GIVEN ENTRIES →
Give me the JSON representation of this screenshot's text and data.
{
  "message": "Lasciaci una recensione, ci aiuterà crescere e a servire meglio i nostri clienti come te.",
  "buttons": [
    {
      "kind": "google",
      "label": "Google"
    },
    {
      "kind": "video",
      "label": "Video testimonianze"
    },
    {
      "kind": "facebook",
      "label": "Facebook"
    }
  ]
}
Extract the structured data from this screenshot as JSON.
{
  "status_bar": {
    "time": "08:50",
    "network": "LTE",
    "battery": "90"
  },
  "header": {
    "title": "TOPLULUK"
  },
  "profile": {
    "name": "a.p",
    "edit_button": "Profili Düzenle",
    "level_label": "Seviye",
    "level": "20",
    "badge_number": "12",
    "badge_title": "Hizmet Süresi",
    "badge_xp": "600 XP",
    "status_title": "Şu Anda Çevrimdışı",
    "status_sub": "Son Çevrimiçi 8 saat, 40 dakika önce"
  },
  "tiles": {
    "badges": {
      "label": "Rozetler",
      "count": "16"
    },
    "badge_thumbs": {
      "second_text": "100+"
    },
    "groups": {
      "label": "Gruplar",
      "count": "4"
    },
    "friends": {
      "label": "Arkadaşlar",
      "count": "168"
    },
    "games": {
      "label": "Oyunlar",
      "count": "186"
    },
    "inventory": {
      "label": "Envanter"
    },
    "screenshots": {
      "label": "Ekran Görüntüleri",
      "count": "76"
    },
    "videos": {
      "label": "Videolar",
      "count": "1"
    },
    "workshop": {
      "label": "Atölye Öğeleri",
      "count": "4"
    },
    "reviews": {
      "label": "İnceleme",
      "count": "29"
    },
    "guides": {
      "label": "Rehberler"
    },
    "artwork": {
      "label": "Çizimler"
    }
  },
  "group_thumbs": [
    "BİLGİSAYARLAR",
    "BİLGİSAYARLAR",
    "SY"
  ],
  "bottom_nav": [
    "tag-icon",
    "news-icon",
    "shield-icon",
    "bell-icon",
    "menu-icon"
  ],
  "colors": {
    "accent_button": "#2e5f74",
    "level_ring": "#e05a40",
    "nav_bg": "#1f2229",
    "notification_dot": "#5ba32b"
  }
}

THE REQUEST → Set out the complete listing exactly as shown.

EXERCISE RESPONSE →
Give me the JSON representation of this screenshot's text and data.
{
  "message": "Lasciaci una recensione, ci aiuterà crescere e a servire meglio i nostri clienti come te.",
  "buttons": [
    {
      "kind": "google",
      "label": "Google"
    },
    {
      "kind": "video",
      "label": "Video testimonianze"
    },
    {
      "kind": "facebook",
      "label": "Facebook"
    }
  ]
}
Extract the structured data from this screenshot as JSON.
{
  "status_bar": {
    "time": "08:50",
    "network": "LTE",
    "battery": "90"
  },
  "header": {
    "title": "TOPLULUK"
  },
  "profile": {
    "name": "a.p",
    "edit_button": "Profili Düzenle",
    "level_label": "Seviye",
    "level": "20",
    "badge_number": "12",
    "badge_title": "Hizmet Süresi",
    "badge_xp": "600 XP",
    "status_title": "Şu Anda Çevrimdışı",
    "status_sub": "Son Çevrimiçi 8 saat, 40 dakika önce"
  },
  "tiles": {
    "badges": {
      "label": "Rozetler",
      "count": "16"
    },
    "badge_thumbs": {
      "second_text": "100+"
    },
    "groups": {
      "label": "Gruplar",
      "count": "4"
    },
    "friends": {
      "label": "Arkadaşlar",
      "count": "168"
    },
    "games": {
      "label": "Oyunlar",
      "count": "186"
    },
    "inventory": {
      "label": "Envanter"
    },
    "screenshots": {
      "label": "Ekran Görüntüleri",
      "count": "76"
    },
    "videos": {
      "label": "Videolar",
      "count": "1"
    },
    "workshop": {
      "label": "Atölye Öğeleri",
      "count": "4"
    },
    "reviews": {
      "label": "İnceleme",
      "count": "29"
    },
    "guides": {
      "label": "Rehberler"
    },
    "artwork": {
      "label": "Çizimler"
    }
  },
  "group_thumbs": [
    "BİLGİSAYARLAR",
    "BİLGİSAYARLAR",
    "SY"
  ],
  "bottom_nav": [
    "tag-icon",
    "news-icon",
    "shield-icon",
    "bell-icon",
    "menu-icon"
  ],
  "colors": {
    "accent_button": "#2e5f74",
    "level_ring": "#e05a40",
    "nav_bg": "#1f2229",
    "notification_dot": "#5ba32b"
  }
}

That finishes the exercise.